> _Quoted text_
..........

Bitcoin drops below $86,000 but price will crash even lower, analysts warn
- Crypto’s spiral downward contrasts with strong performance in broader markets.
- A Fed interest rate cut in December now sits at 88% chance.
Bitcoin is set to fall even further after the top crypto’s price tumbled below $86,000 on Monday, analysts warn.
The 7% overnight fall erased the gains seen in the market last week, but market watchers warn several factors stand in the way of a full-on recovery.
Investors should brace for “choppy, range-bound markets to close out the year” in the context of liquidity “stress still lurking in the background,” analysts David Brickell and Chris Mills of the London Crypto Club warned in their weekly newsletter.
The slip below $86,000 comes as more market watchers are turning pessimistic about the price’s potential to bounce back.
Bloomberg Intelligence strategist Mike McGlone doubled down on his $50,000 call, noting that the forces now pressuring Bitcoin could push it toward a deeper retracement.
The additional downside can be attributed to “normal reversion, record-setting gold, buried stock-market volatility and the unlimited supply of crypto companions,” he wrote on LinkedIn.
Even perennial Bitcoin backers have turned more guarded. BitMEX co-founder Arthur Hayes, historically one of the industry’s most aggressive bulls, has warned that volatility is likely to intensify as liquidity thins into year-end and said the top crypto could sink to $80,000.
Longs gone
And that pessimism is serving some traders in good stead.
Coinglass data shows $545 million in long positions were liquidated in the past 12 hours, compared with just $33 million in shorts.
This imbalance suggests traders who were leaning heavily into a market bounce that never came were dragged down when the price plunged.

..........

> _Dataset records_
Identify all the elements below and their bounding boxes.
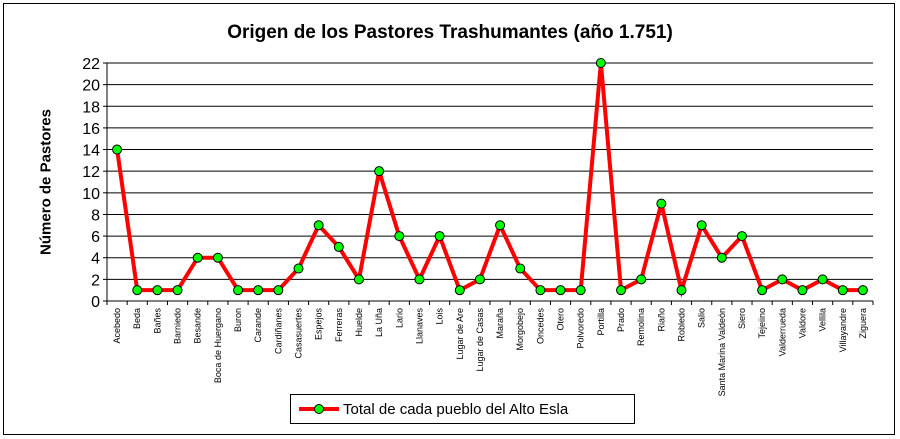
x-tick-label: Buron <box>233 308 243 332</box>
x-tick-label: Otero <box>556 308 566 331</box>
plot-area <box>107 63 873 301</box>
y-tick-label: 14 <box>82 143 100 160</box>
y-tick-label: 18 <box>82 99 100 116</box>
series-group <box>112 58 868 298</box>
x-tick-label: Villayandre <box>838 308 848 352</box>
data-point <box>575 285 586 296</box>
data-point <box>676 285 687 296</box>
x-tick-label: Carande <box>253 308 263 343</box>
data-point <box>757 285 768 296</box>
x-tick-label: Maraña <box>495 308 505 339</box>
x-tick-label: Lario <box>394 308 404 328</box>
x-tick-label: Acebedo <box>112 308 122 344</box>
data-point <box>616 285 627 296</box>
x-tick-label: Tejeiino <box>757 308 767 339</box>
legend-line-marker <box>299 404 339 414</box>
data-point <box>817 274 828 285</box>
x-axis-ticks: Acebedo Beda Bañes Barniedo Besande Boca de H… <box>106 301 874 396</box>
x-tick-label: Vellila <box>818 308 828 332</box>
data-point <box>233 285 244 296</box>
x-tick-label: Lugar de Casas <box>475 308 485 372</box>
x-tick-label: Remolina <box>636 308 646 346</box>
x-tick-label: Barniedo <box>173 308 183 344</box>
y-tick-label: 16 <box>82 121 100 138</box>
y-tick-label: 20 <box>82 78 100 95</box>
data-point <box>777 274 788 285</box>
x-tick-label: Casasuertes <box>294 308 304 359</box>
data-point <box>474 274 485 285</box>
x-tick-label: Boca de Huergano <box>213 308 223 383</box>
data-point <box>857 285 868 296</box>
data-point <box>353 274 364 285</box>
data-point <box>273 285 284 296</box>
data-point <box>293 263 304 274</box>
data-point <box>253 285 264 296</box>
data-point <box>716 252 727 263</box>
data-point <box>636 274 647 285</box>
data-point <box>212 252 223 263</box>
data-point <box>394 231 405 242</box>
x-tick-label: Prado <box>616 308 626 332</box>
x-tick-label: Oncedes <box>535 308 545 345</box>
data-point <box>495 220 506 231</box>
chart-title: Origen de los Pastores Trashumantes (año… <box>227 22 673 43</box>
data-point <box>656 198 667 209</box>
x-tick-label: Riaño <box>656 308 666 332</box>
x-tick-label: Cardiñanes <box>273 308 283 355</box>
x-tick-label: La Uña <box>374 308 384 337</box>
x-tick-label: Lois <box>435 308 445 325</box>
y-tick-label: 4 <box>91 251 100 268</box>
data-point <box>152 285 163 296</box>
data-point <box>837 285 848 296</box>
x-tick-label: Santa Marina Valdeón <box>717 308 727 396</box>
x-tick-label: Portilla <box>596 308 606 336</box>
data-point <box>414 274 425 285</box>
data-point <box>112 144 123 155</box>
data-point <box>595 58 606 68</box>
data-point <box>434 231 445 242</box>
data-point <box>736 231 747 242</box>
data-point <box>333 241 344 252</box>
x-tick-label: Lugar de Are <box>455 308 465 360</box>
x-tick-label: Huelde <box>354 308 364 337</box>
data-point <box>313 220 324 231</box>
data-point <box>535 285 546 296</box>
y-tick-label: 22 <box>82 56 100 73</box>
x-tick-label: Besande <box>193 308 203 344</box>
legend-label: Total de cada pueblo del Alto Esla <box>343 401 569 418</box>
x-tick-label: Valderrueda <box>777 308 787 356</box>
grid-lines <box>107 62 873 280</box>
data-point <box>192 252 203 263</box>
data-point <box>132 285 143 296</box>
x-tick-label: Espejos <box>314 308 324 341</box>
data-point <box>696 220 707 231</box>
x-tick-label: Ziguera <box>858 308 868 339</box>
x-tick-label: Polvoredo <box>576 308 586 349</box>
y-axis-ticks: 0 2 4 6 8 10 12 14 16 18 20 22 <box>82 56 107 311</box>
y-tick-label: 12 <box>82 164 100 181</box>
data-point <box>515 263 526 274</box>
data-point <box>374 166 385 177</box>
x-tick-label: Bañes <box>152 308 162 334</box>
y-tick-label: 10 <box>82 186 100 203</box>
data-point <box>454 285 465 296</box>
x-tick-label: Robledo <box>677 308 687 342</box>
y-tick-label: 6 <box>91 229 100 246</box>
x-tick-label: Salio <box>697 308 707 328</box>
data-point <box>555 285 566 296</box>
x-tick-label: Beda <box>132 308 142 329</box>
x-tick-label: Valdore <box>797 308 807 338</box>
data-point <box>797 285 808 296</box>
x-tick-label: Morgobejo <box>515 308 525 351</box>
x-tick-label: Llanaves <box>414 308 424 345</box>
legend: Total de cada pueblo del Alto Esla <box>290 394 635 424</box>
data-point <box>172 285 183 296</box>
x-tick-label: Siero <box>737 308 747 329</box>
y-tick-label: 0 <box>91 294 100 311</box>
y-tick-label: 2 <box>91 272 100 289</box>
y-tick-label: 8 <box>91 207 100 224</box>
x-tick-label: Ferreras <box>334 308 344 343</box>
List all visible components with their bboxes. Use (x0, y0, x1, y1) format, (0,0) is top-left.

..........

> _Directives_
- 1) List every person named in the Bitcoin article.
- 2) Reproduce the Bitcoin article verbatim from "Investors should brace" up to and including "a deeper retracement.".

> _Expected responses_
- 1)
David Brickell
Chris Mills
Mike McGlone
Arthur Hayes

- 2)
Investors should brace for “choppy, range-bound markets to close out the year” in the context of liquidity “stress still lurking in the background,” analysts David Brickell and Chris Mills of the London Crypto Club warned in their weekly newsletter.
The slip below $86,000 comes as more market watchers are turning pessimistic about the price’s potential to bounce back.
Bloomberg Intelligence strategist Mike McGlone doubled down on his $50,000 call, noting that the forces now pressuring Bitcoin could push it toward a deeper retracement.